Set each record down exactly, excluding all images.

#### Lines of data
━━━━

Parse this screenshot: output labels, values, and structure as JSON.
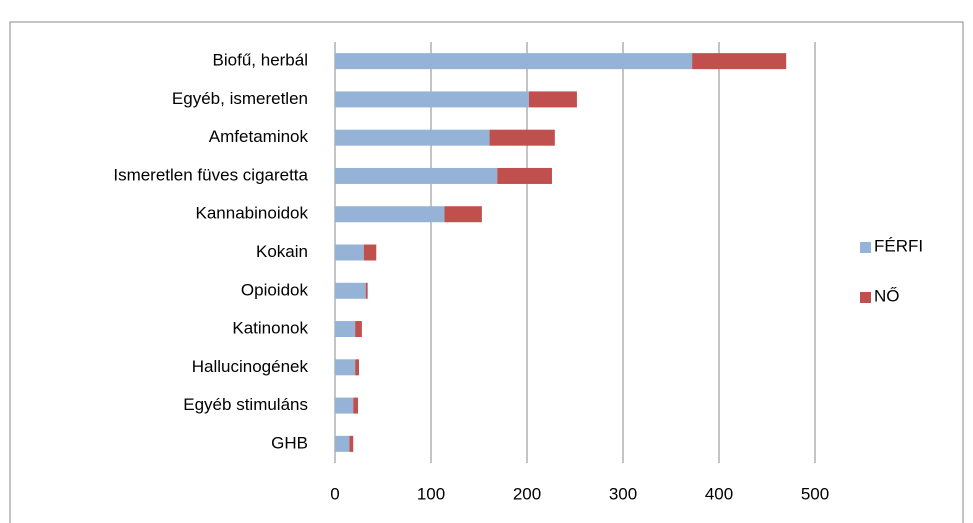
{
  "chart_data": {
    "type": "stacked-barh",
    "categories": [
      "Biofű, herbál",
      "Egyéb, ismeretlen",
      "Amfetaminok",
      "Ismeretlen füves cigaretta",
      "Kannabinoidok",
      "Kokain",
      "Opioidok",
      "Katinonok",
      "Hallucinogének",
      "Egyéb stimuláns",
      "GHB"
    ],
    "series": [
      {
        "name": "FÉRFI",
        "color": "#95b3d7",
        "values": [
          372,
          202,
          161,
          169,
          114,
          30,
          32,
          21,
          21,
          19,
          15
        ]
      },
      {
        "name": "NŐ",
        "color": "#c0504d",
        "values": [
          98,
          50,
          68,
          57,
          39,
          13,
          2,
          7,
          4,
          5,
          4
        ]
      }
    ],
    "xlim": [
      0,
      500
    ],
    "xticks": [
      0,
      100,
      200,
      300,
      400,
      500
    ],
    "grid": true,
    "legend": "right"
  }
}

━━━━

#### COMPLETE ANSWER
Parse this screenshot: output labels, values, and structure as JSON.
{
  "chart_data": {
    "type": "stacked-barh",
    "categories": [
      "Biofű, herbál",
      "Egyéb, ismeretlen",
      "Amfetaminok",
      "Ismeretlen füves cigaretta",
      "Kannabinoidok",
      "Kokain",
      "Opioidok",
      "Katinonok",
      "Hallucinogének",
      "Egyéb stimuláns",
      "GHB"
    ],
    "series": [
      {
        "name": "FÉRFI",
        "color": "#95b3d7",
        "values": [
          372,
          202,
          161,
          169,
          114,
          30,
          32,
          21,
          21,
          19,
          15
        ]
      },
      {
        "name": "NŐ",
        "color": "#c0504d",
        "values": [
          98,
          50,
          68,
          57,
          39,
          13,
          2,
          7,
          4,
          5,
          4
        ]
      }
    ],
    "xlim": [
      0,
      500
    ],
    "xticks": [
      0,
      100,
      200,
      300,
      400,
      500
    ],
    "grid": true,
    "legend": "right"
  }
}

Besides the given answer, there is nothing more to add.